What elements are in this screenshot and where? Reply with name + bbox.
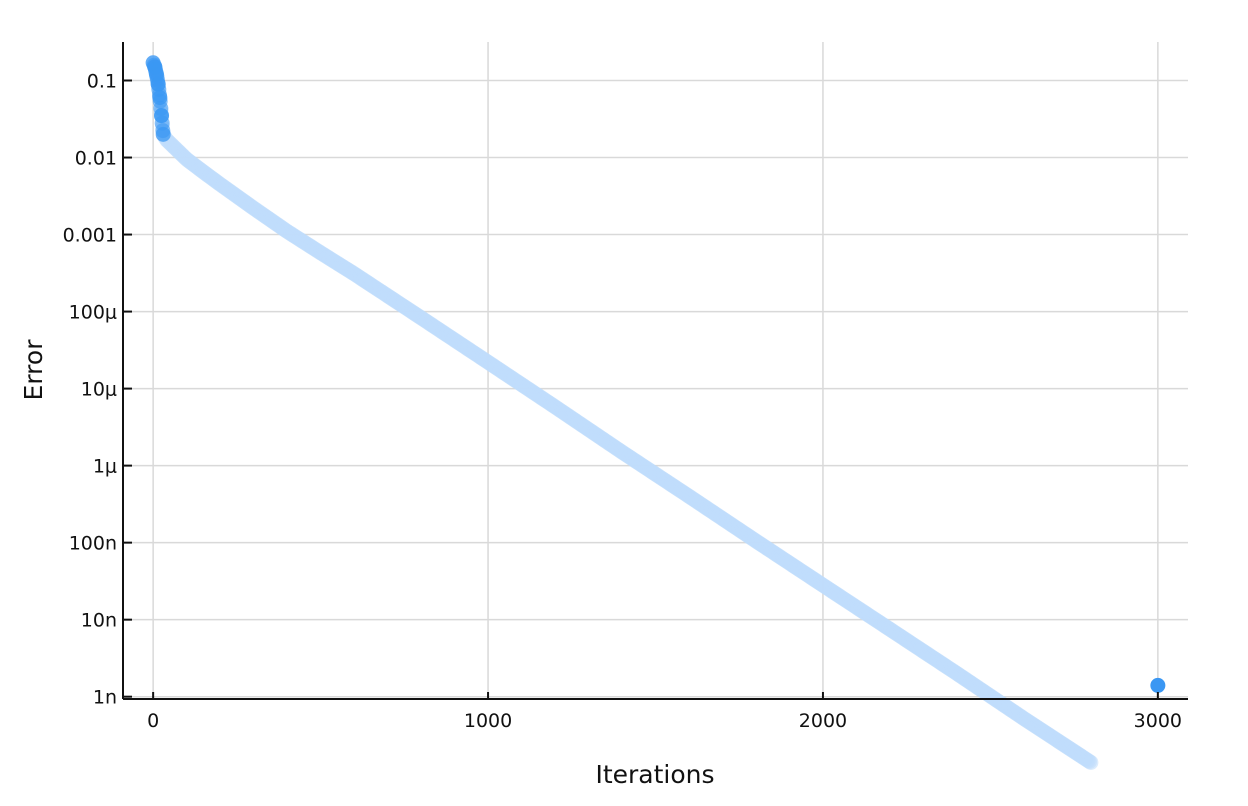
axes <box>122 42 1188 700</box>
tick-labels: 0 1000 2000 3000 0.1 0.01 0.001 100μ 10μ 1μ 100n 10… <box>63 71 1182 732</box>
data-point-final <box>1150 677 1166 693</box>
y-tick-label: 0.1 <box>87 71 117 93</box>
x-tick-label: 2000 <box>799 710 847 732</box>
y-tick-label: 100μ <box>69 302 117 324</box>
y-tick-label: 10n <box>81 610 117 632</box>
series-points <box>145 55 1166 770</box>
y-tick-label: 0.01 <box>75 148 117 170</box>
data-point <box>1083 754 1099 770</box>
x-axis-title: Iterations <box>595 760 714 789</box>
x-tick-label: 3000 <box>1134 710 1182 732</box>
y-tick-label: 1μ <box>93 456 117 478</box>
x-tick-label: 1000 <box>464 710 512 732</box>
grid <box>123 42 1188 699</box>
data-point <box>155 123 171 139</box>
y-tick-label: 100n <box>69 533 117 555</box>
y-tick-label: 1n <box>93 687 117 709</box>
x-tick-label: 0 <box>147 710 159 732</box>
y-tick-label: 0.001 <box>63 225 117 247</box>
y-tick-label: 10μ <box>81 379 117 401</box>
y-axis-title: Error <box>19 339 48 401</box>
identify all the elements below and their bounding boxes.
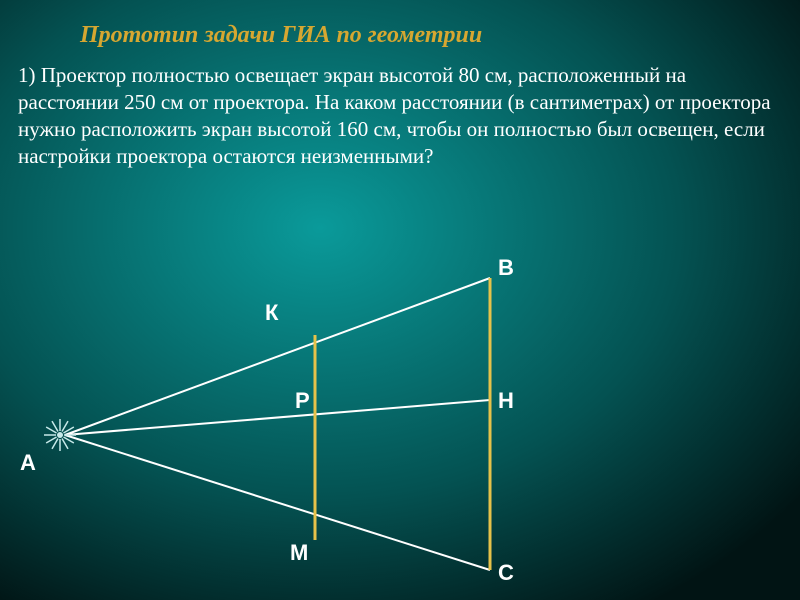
- point-label-C: С: [498, 560, 514, 586]
- segment-A-C: [65, 435, 490, 570]
- point-label-B: В: [498, 255, 514, 281]
- problem-text: 1) Проектор полностью освещает экран выс…: [18, 62, 778, 170]
- segment-A-H: [65, 400, 490, 435]
- point-label-M: М: [290, 540, 308, 566]
- projector-icon: [44, 419, 76, 451]
- point-label-H: Н: [498, 388, 514, 414]
- geometry-diagram: А К М Р Н В С: [0, 250, 800, 600]
- point-label-A: А: [20, 450, 36, 476]
- point-label-P: Р: [295, 388, 310, 414]
- slide-title: Прототип задачи ГИА по геометрии: [80, 22, 482, 49]
- point-label-K: К: [265, 300, 278, 326]
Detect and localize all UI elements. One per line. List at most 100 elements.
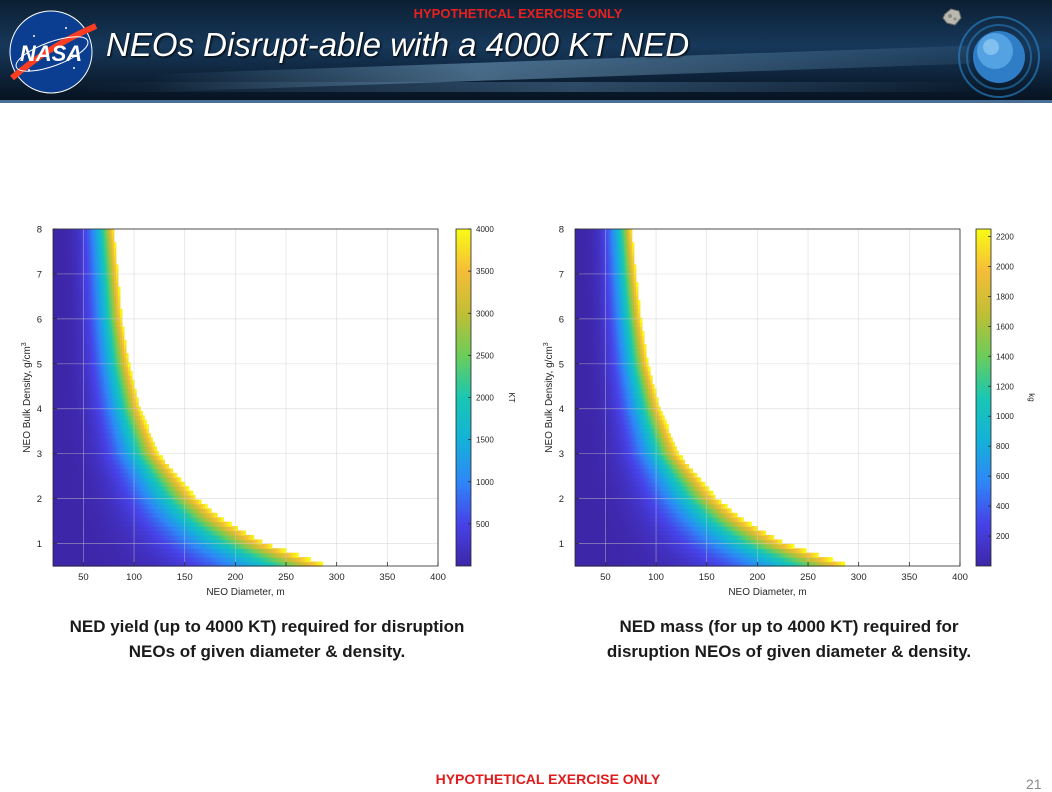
heatmap-cell: [83, 286, 87, 292]
heatmap-cell: [91, 477, 95, 483]
heatmap-cell: [184, 526, 188, 532]
heatmap-cell: [223, 561, 226, 567]
heatmap-cell: [93, 237, 97, 243]
heatmap-cell: [637, 548, 641, 554]
heatmap-cell: [85, 291, 89, 297]
heatmap-cell: [77, 548, 80, 554]
heatmap-cell: [71, 375, 74, 381]
heatmap-cell: [132, 397, 135, 403]
heatmap-cell: [609, 543, 613, 549]
heatmap-cell: [741, 539, 744, 545]
heatmap-cell: [113, 260, 117, 266]
heatmap-cell: [89, 432, 93, 438]
heatmap-cell: [140, 415, 143, 421]
heatmap-cell: [789, 548, 793, 554]
heatmap-cell: [138, 477, 141, 483]
heatmap-cell: [186, 548, 190, 554]
heatmap-cell: [95, 273, 99, 279]
heatmap-cell: [577, 530, 580, 536]
heatmap-cell: [119, 508, 123, 514]
heatmap-cell: [123, 490, 127, 496]
heatmap-cell: [93, 375, 97, 381]
heatmap-cell: [83, 330, 87, 337]
heatmap-cell: [162, 477, 166, 483]
heatmap-cell: [629, 539, 633, 545]
heatmap-cell: [113, 481, 117, 487]
heatmap-cell: [85, 362, 89, 368]
heatmap-cell: [75, 339, 78, 345]
heatmap-cell: [125, 415, 129, 421]
heatmap-cell: [688, 539, 692, 545]
heatmap-cell: [710, 543, 714, 549]
heatmap-cell: [79, 251, 82, 257]
heatmap-cell: [83, 255, 87, 261]
heatmap-cell: [617, 539, 621, 545]
heatmap-cell: [111, 534, 115, 540]
heatmap-cell: [253, 539, 257, 545]
heatmap-cell: [91, 353, 95, 359]
heatmap-cell: [63, 415, 66, 421]
heatmap-cell: [81, 264, 84, 270]
heatmap-cell: [65, 503, 68, 509]
heatmap-cell: [71, 277, 74, 283]
heatmap-cell: [130, 450, 133, 456]
heatmap-cell: [138, 561, 141, 567]
heatmap-cell: [81, 432, 84, 438]
heatmap-cell: [822, 561, 825, 567]
heatmap-cell: [279, 557, 283, 563]
heatmap-cell: [103, 472, 107, 478]
heatmap-cell: [87, 557, 91, 563]
heatmap-cell: [57, 499, 60, 505]
heatmap-cell: [63, 229, 66, 235]
heatmap-cell: [209, 548, 212, 554]
heatmap-cell: [647, 539, 651, 545]
heatmap-cell: [89, 353, 93, 359]
heatmap-cell: [150, 459, 153, 465]
heatmap-cell: [111, 268, 115, 274]
heatmap-cell: [117, 348, 121, 354]
heatmap-cell: [101, 530, 105, 536]
heatmap-cell: [202, 512, 206, 518]
heatmap-cell: [79, 428, 82, 434]
heatmap-cell: [79, 388, 82, 394]
heatmap-cell: [101, 229, 105, 235]
heatmap-cell: [647, 561, 651, 567]
heatmap-cell: [239, 548, 243, 554]
heatmap-cell: [63, 379, 66, 385]
heatmap-cell: [107, 370, 111, 376]
heatmap-cell: [91, 503, 95, 509]
heatmap-cell: [59, 370, 62, 376]
heatmap-cell: [67, 388, 70, 394]
heatmap-cell: [99, 353, 103, 359]
heatmap-cell: [739, 539, 742, 545]
heatmap-cell: [694, 552, 698, 558]
heatmap-cell: [81, 335, 84, 341]
heatmap-cell: [722, 557, 726, 563]
heatmap-cell: [168, 521, 172, 527]
heatmap-cell: [99, 277, 103, 283]
heatmap-cell: [59, 246, 62, 252]
heatmap-cell: [777, 543, 781, 549]
heatmap-cell: [217, 561, 220, 567]
x-axis-label: NEO Diameter, m: [206, 587, 284, 598]
heatmap-cell: [69, 530, 72, 536]
heatmap-cell: [69, 335, 72, 341]
heatmap-cell: [213, 534, 216, 540]
heatmap-cell: [93, 384, 97, 390]
heatmap-cell: [192, 495, 196, 501]
heatmap-cell: [103, 304, 107, 310]
heatmap-cell: [107, 441, 111, 447]
heatmap-cell: [134, 450, 137, 456]
heatmap-cell: [249, 534, 253, 540]
heatmap-cell: [138, 459, 141, 465]
heatmap-cell: [579, 543, 582, 549]
heatmap-cell: [130, 526, 133, 532]
heatmap-cell: [174, 472, 178, 478]
heatmap-cell: [121, 432, 125, 438]
heatmap-cell: [269, 543, 273, 549]
heatmap-cell: [73, 477, 76, 483]
heatmap-cell: [57, 255, 60, 261]
heatmap-cell: [113, 530, 117, 536]
heatmap-cell: [261, 543, 265, 549]
heatmap-cell: [59, 282, 62, 288]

#### WRITTEN REQUEST
Copy the material word for word, beginning with the line containing "- point-label-C: С: [498, 560, 514, 586]" and continuing through the line containing "Detect and localize", with both of those lines included.

#### ANSWER TO THIS EXERCISE
- point-label-C: С: [498, 560, 514, 586]
- segment-A-C: [65, 435, 490, 570]
- point-label-B: В: [498, 255, 514, 281]
- problem-text: 1) Проектор полностью освещает экран выс…: [18, 62, 778, 170]
- segment-A-H: [65, 400, 490, 435]
- point-label-M: М: [290, 540, 308, 566]
- projector-icon: [44, 419, 76, 451]
- point-label-H: Н: [498, 388, 514, 414]
- geometry-diagram: А К М Р Н В С: [0, 250, 800, 600]
- point-label-A: А: [20, 450, 36, 476]
- point-label-P: Р: [295, 388, 310, 414]
- slide-title: Прототип задачи ГИА по геометрии: [80, 22, 482, 49]
- point-label-K: К: [265, 300, 278, 326]
Detect and localize all UI elements. One per line. List at most 100 elements.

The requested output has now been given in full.